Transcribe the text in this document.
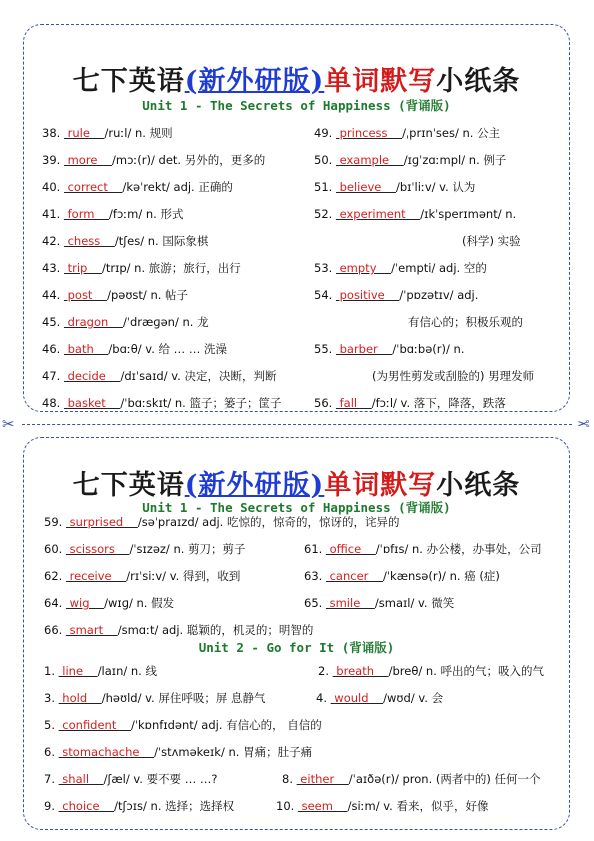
七下英语(新外研版)单词默写小纸条
Unit 1 - The Secrets of Happiness (背诵版)
38.  rule    /ruːl/ n. 规则
39.  more    /mɔː(r)/ det. 另外的，更多的
40.  correct    /kəˈrekt/ adj. 正确的
41.  form    /fɔːm/ n. 形式
42.  chess    /tʃes/ n. 国际象棋
43.  trip    /trɪp/ n. 旅游；旅行，出行
44.  post    /pəʊst/ n. 帖子
45.  dragon    /ˈdræɡən/ n. 龙
46.  bath    /bɑːθ/ v. 给 … … 洗澡
47.  decide    /dɪˈsaɪd/ v. 决定，决断，判断
48.  basket    /ˈbɑːskɪt/ n. 篮子；篓子；筐子
49.  princess    /ˌprɪnˈses/ n. 公主
50.  example    /ɪɡˈzɑːmpl/ n. 例子
51.  believe    /bɪˈliːv/ v. 认为
52.  experiment    /ɪkˈsperɪmənt/ n.
(科学) 实验
53.  empty    /ˈempti/ adj. 空的
54.  positive    /ˈpɒzətɪv/ adj.
有信心的；积极乐观的
55.  barber    /ˈbɑːbə(r)/ n.
(为男性剪发或刮脸的) 男理发师
56.  fall    /fɔːl/ v. 落下，降落，跌落
✂	✂
七下英语(新外研版)单词默写小纸条
Unit 1 - The Secrets of Happiness (背诵版)
Unit 2 - Go for It (背诵版)
59.  surprised    /səˈpraɪzd/ adj. 吃惊的，惊奇的，惊讶的，诧异的
60.  scissors    /ˈsɪzəz/ n. 剪刀；剪子	61.  office    /ˈɒfɪs/ n. 办公楼，办事处，公司
62.  receive    /rɪˈsiːv/ v. 得到，收到	63.  cancer    /ˈkænsə(r)/ n. 癌 (症)
64.  wig    /wɪɡ/ n. 假发	65.  smile    /smaɪl/ v. 微笑
66.  smart    /smɑːt/ adj. 聪颖的，机灵的；明智的
1.  line    /laɪn/ n. 线	2.  breath    /breθ/ n. 呼出的气；吸入的气
3.  hold    /həʊld/ v. 屏住呼吸；屏 息静气	4.  would    /wʊd/ v. 会
5.  confident    /ˈkɒnfɪdənt/ adj. 有信心的， 自信的
6.  stomachache    /ˈstʌməkeɪk/ n. 胃痛；肚子痛
7.  shall    /ʃæl/ v. 要不要 … …?	8.  either    /ˈaɪðə(r)/ pron. (两者中的) 任何一个
9.  choice    /tʃɔɪs/ n. 选择；选择权	10.  seem    /siːm/ v. 看来，似乎，好像
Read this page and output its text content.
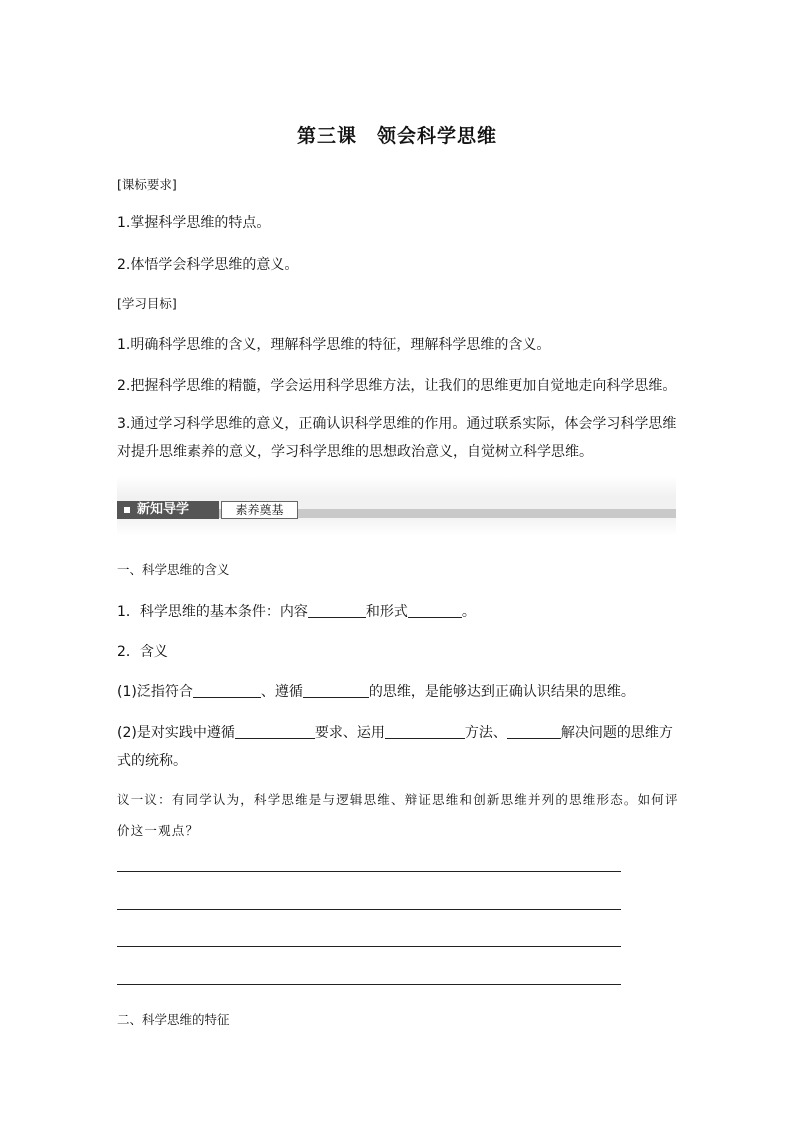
第三课　领会科学思维
[课标要求]
1.掌握科学思维的特点。
2.体悟学会科学思维的意义。
[学习目标]
1.明确科学思维的含义，理解科学思维的特征，理解科学思维的含义。
2.把握科学思维的精髓，学会运用科学思维方法，让我们的思维更加自觉地走向科学思维。
3.通过学习科学思维的意义，正确认识科学思维的作用。通过联系实际，体会学习科学思维对提升思维素养的意义，学习科学思维的思想政治意义，自觉树立科学思维。
新知导学	素养奠基
一、科学思维的含义
1．科学思维的基本条件：内容	和形式	。
2．含义
(1)泛指符合	、遵循	的思维，是能够达到正确认识结果的思维。
(2)是对实践中遵循	要求、运用	方法、	解决问题的思维方
式的统称。
议一议：有同学认为，科学思维是与逻辑思维、辩证思维和创新思维并列的思维形态。如何评价这一观点？
二、科学思维的特征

* * * * * * *

Task: Only lines holding the string "text" are wanted; gather each one from the entries above.

Written solution:
Transcribe the text in this document.
Read this page and output its text content.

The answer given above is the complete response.